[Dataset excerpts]
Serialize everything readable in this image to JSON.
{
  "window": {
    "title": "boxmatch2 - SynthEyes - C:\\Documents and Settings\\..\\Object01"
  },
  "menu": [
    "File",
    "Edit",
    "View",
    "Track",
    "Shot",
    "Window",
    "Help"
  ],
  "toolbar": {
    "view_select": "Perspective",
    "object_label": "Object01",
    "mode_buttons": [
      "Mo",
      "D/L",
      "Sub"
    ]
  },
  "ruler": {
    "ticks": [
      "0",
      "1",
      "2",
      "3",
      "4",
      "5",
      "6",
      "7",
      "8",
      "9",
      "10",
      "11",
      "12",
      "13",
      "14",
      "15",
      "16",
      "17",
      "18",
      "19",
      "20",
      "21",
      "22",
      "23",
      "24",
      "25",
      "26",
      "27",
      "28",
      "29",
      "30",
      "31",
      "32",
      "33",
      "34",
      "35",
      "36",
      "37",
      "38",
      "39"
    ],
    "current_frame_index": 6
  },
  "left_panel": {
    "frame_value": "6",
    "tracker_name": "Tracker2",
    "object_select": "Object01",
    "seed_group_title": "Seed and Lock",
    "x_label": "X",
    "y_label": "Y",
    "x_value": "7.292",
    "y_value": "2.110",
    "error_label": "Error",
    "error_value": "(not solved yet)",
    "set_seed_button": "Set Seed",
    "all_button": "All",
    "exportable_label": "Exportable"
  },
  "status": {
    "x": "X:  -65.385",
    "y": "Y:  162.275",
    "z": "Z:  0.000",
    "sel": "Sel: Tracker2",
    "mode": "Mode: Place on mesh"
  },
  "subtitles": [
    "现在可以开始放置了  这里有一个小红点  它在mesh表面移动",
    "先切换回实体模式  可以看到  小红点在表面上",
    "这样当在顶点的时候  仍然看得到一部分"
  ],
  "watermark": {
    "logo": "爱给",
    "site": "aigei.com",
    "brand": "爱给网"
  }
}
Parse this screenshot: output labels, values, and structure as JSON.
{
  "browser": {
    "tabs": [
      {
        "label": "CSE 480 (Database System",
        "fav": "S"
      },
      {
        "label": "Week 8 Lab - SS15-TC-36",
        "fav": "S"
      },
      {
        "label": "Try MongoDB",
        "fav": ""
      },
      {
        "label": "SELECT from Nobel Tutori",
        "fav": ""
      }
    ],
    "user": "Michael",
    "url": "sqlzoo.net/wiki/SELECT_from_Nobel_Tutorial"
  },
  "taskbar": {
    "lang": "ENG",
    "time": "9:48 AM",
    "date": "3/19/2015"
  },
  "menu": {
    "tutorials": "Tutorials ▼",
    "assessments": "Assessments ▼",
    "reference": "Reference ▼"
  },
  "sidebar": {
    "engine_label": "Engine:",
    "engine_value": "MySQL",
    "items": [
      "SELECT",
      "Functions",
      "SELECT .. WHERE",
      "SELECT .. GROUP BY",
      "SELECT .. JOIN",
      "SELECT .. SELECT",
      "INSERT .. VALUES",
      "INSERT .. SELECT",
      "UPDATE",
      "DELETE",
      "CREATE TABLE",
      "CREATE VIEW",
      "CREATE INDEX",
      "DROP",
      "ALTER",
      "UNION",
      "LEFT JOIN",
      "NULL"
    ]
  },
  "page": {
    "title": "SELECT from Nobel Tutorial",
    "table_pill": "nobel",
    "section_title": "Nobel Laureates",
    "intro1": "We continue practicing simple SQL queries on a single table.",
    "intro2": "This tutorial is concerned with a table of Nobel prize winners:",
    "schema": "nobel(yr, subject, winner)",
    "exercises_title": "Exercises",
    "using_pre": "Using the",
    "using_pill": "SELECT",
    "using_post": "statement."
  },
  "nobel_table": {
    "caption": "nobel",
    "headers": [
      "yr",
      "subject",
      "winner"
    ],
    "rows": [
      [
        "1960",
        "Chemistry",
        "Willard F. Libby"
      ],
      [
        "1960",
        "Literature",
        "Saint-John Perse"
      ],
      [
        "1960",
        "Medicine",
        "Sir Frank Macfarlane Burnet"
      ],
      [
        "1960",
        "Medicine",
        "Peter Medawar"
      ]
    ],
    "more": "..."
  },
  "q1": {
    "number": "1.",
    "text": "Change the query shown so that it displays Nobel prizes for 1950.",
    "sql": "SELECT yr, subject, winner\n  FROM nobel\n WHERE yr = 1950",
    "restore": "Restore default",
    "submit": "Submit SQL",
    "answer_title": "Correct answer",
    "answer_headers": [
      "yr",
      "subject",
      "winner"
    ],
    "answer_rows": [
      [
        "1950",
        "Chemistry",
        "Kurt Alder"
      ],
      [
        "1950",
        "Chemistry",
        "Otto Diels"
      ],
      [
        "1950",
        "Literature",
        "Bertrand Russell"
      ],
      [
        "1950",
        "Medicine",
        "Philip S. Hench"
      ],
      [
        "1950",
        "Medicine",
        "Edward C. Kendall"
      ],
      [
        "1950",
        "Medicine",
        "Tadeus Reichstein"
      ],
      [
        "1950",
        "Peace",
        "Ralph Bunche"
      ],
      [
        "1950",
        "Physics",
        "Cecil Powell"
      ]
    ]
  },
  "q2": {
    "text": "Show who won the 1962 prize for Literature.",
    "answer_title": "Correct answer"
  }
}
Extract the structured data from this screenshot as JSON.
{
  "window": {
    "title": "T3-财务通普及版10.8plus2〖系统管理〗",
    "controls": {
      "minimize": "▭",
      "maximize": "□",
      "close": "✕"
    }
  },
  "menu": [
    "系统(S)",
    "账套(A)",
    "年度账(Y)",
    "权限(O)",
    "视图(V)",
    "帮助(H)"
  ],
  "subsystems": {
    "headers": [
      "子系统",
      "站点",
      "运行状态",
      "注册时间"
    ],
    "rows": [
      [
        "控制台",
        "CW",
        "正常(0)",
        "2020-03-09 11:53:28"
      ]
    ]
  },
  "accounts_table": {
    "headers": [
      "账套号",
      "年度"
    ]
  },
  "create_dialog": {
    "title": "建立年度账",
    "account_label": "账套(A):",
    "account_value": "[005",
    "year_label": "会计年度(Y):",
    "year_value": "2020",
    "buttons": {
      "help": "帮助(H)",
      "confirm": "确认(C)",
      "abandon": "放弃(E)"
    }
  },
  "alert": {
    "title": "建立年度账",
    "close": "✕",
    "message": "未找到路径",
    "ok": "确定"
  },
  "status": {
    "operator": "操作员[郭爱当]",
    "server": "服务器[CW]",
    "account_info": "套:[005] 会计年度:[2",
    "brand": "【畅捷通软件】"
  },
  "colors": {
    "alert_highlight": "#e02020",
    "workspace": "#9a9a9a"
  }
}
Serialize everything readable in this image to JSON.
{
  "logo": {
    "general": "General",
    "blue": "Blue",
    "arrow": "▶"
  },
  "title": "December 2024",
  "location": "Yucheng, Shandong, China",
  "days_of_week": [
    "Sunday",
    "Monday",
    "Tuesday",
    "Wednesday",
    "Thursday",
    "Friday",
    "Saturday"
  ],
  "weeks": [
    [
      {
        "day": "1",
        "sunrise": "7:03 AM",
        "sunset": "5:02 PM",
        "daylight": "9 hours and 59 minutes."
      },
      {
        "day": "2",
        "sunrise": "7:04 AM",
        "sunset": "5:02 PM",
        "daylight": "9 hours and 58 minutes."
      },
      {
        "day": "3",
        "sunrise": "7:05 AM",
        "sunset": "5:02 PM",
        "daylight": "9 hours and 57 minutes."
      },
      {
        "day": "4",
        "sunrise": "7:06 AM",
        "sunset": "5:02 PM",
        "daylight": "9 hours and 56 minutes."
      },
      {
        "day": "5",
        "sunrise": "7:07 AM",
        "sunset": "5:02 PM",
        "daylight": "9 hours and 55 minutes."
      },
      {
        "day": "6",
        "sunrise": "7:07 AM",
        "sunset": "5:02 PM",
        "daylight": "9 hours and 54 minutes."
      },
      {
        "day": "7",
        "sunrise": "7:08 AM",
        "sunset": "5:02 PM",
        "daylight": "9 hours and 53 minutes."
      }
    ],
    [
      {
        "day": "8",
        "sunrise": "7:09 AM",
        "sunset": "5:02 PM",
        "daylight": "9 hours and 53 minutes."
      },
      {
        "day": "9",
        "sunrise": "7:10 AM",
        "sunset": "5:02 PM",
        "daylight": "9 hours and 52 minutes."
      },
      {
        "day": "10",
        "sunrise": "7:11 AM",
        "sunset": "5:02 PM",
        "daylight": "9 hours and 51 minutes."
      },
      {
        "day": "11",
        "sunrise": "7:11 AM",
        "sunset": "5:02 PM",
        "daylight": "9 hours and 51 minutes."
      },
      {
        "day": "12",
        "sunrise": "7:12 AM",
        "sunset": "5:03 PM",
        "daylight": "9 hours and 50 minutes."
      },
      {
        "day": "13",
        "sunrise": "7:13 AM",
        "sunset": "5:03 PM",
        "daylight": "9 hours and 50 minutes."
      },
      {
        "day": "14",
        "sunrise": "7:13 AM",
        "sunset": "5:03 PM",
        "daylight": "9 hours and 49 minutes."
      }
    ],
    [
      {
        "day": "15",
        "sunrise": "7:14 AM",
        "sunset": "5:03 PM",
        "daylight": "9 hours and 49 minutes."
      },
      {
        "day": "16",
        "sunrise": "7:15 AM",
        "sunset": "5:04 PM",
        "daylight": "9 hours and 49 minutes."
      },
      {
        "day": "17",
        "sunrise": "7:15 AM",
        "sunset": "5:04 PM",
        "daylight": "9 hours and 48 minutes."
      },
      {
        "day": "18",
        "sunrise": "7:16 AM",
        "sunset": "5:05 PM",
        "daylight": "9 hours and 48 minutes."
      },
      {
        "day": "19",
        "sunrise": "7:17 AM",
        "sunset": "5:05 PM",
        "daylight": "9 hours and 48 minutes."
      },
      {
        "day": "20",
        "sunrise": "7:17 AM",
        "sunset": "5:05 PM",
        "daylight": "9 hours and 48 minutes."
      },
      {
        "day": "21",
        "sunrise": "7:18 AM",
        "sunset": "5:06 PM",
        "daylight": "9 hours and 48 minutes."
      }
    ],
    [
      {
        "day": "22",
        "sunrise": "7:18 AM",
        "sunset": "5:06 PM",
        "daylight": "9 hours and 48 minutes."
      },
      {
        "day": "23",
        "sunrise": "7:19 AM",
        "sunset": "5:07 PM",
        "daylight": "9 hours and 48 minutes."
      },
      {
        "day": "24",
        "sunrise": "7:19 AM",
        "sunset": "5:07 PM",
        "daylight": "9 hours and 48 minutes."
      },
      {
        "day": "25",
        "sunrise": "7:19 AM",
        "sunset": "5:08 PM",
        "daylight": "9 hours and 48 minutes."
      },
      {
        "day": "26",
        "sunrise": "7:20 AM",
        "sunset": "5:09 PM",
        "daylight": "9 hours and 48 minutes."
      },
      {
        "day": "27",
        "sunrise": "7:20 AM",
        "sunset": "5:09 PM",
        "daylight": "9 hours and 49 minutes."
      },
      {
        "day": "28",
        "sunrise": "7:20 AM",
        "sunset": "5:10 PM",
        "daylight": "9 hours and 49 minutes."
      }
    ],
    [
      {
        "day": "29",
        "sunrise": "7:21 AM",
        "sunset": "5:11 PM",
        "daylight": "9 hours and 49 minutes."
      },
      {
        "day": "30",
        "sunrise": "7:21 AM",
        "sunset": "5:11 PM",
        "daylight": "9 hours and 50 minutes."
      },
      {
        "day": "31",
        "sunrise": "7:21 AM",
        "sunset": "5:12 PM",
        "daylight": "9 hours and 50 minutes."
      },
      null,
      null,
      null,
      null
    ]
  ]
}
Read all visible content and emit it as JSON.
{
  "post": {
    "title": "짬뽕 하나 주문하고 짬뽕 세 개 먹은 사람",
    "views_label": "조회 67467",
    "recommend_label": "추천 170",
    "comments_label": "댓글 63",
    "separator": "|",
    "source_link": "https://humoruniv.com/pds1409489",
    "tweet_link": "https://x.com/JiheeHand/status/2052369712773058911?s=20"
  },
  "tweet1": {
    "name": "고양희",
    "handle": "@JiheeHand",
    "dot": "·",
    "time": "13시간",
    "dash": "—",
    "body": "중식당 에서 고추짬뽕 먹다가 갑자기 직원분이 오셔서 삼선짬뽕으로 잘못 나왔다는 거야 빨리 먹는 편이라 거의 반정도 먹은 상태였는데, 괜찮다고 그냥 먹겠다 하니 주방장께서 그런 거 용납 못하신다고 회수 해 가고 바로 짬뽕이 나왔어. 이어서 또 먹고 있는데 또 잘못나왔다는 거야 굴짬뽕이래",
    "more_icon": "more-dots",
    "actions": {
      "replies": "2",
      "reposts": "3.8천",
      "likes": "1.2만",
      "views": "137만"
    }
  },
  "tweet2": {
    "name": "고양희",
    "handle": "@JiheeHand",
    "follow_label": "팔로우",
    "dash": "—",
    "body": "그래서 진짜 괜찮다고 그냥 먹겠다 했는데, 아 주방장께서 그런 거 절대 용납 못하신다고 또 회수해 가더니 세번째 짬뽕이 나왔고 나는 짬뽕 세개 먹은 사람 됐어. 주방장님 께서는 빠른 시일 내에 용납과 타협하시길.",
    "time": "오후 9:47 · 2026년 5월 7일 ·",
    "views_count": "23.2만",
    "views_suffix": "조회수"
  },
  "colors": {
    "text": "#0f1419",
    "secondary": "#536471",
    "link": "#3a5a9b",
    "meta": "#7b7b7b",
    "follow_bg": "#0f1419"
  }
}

◆ **AIM**:
Copy out each line of the listing that holds "subject".

◆ **SOLUTION FOR THIS PROBLEM**:
    "schema": "nobel(yr, subject, winner)",
      "subject",
    "sql": "SELECT yr, subject, winner\n  FROM nobel\n WHERE yr = 1950",
      "subject",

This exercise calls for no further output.